TASK PROMPT => Select all lines in the records that include "content".

MATERIAL FOR THIS TASK =>
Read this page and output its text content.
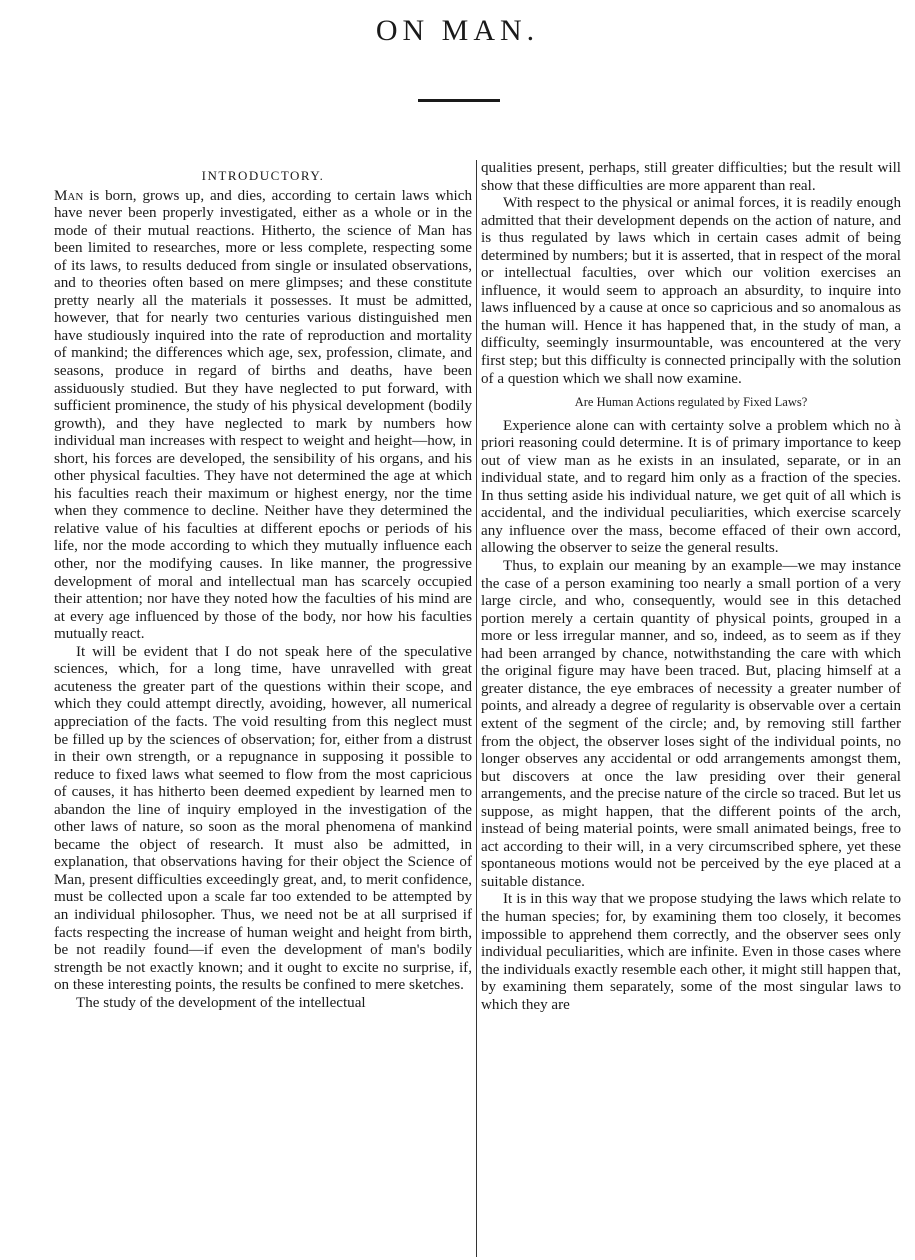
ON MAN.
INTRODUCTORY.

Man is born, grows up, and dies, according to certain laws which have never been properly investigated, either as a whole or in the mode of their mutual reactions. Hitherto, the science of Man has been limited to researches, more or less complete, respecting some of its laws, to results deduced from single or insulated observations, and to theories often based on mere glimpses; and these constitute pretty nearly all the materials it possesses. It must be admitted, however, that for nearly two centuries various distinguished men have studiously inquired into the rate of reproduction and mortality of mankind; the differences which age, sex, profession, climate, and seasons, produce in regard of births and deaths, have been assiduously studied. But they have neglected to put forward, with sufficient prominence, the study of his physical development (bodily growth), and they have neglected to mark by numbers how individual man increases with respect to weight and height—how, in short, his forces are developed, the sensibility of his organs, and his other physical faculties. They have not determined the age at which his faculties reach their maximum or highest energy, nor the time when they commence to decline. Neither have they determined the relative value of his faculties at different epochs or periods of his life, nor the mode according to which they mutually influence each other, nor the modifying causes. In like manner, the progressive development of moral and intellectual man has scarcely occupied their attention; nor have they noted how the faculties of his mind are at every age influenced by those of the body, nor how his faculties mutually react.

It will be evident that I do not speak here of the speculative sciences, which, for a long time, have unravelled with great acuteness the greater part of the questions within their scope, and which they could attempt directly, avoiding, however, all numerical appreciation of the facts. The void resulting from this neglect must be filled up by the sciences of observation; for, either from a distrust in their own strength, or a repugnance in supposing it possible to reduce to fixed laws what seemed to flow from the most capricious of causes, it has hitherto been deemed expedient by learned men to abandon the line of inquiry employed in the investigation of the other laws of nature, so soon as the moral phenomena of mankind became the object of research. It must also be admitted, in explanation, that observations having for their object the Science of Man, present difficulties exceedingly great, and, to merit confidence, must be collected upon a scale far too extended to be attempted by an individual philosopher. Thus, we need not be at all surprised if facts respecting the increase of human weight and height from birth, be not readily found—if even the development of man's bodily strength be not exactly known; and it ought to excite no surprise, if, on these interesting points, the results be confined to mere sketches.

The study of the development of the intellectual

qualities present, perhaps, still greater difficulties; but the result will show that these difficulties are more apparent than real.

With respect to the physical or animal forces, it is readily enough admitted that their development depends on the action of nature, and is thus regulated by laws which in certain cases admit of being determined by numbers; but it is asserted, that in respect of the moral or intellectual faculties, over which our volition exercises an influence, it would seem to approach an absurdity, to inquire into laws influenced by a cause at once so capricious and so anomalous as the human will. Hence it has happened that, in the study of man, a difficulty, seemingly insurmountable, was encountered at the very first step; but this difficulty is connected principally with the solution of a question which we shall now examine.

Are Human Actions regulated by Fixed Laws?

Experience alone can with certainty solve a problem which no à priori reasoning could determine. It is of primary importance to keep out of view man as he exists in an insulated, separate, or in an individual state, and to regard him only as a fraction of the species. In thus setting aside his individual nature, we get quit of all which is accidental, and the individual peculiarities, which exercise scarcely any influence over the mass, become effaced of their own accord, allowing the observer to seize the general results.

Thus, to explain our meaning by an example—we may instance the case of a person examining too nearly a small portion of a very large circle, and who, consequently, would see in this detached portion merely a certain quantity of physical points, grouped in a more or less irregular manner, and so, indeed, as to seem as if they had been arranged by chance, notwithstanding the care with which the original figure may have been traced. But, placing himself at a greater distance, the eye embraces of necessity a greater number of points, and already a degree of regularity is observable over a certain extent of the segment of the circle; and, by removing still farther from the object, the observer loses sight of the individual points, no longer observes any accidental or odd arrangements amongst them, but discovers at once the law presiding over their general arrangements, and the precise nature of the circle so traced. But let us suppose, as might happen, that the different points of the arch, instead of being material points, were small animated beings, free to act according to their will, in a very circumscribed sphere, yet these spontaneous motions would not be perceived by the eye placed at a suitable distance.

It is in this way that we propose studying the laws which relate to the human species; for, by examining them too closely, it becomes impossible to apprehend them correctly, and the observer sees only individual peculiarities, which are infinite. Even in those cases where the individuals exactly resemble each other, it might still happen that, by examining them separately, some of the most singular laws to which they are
==
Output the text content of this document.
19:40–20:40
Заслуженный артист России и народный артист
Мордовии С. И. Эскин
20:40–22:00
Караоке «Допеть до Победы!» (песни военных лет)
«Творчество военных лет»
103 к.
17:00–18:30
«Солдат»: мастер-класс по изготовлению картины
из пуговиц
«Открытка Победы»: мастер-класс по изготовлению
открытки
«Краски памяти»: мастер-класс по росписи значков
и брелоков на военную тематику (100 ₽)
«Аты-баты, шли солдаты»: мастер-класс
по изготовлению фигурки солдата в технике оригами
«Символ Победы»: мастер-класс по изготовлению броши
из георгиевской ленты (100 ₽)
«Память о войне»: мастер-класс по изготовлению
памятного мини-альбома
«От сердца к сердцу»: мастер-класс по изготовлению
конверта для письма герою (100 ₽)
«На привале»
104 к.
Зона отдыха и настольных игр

THE RESULT =>
Read this page and output its text content.
Output the text content of this document.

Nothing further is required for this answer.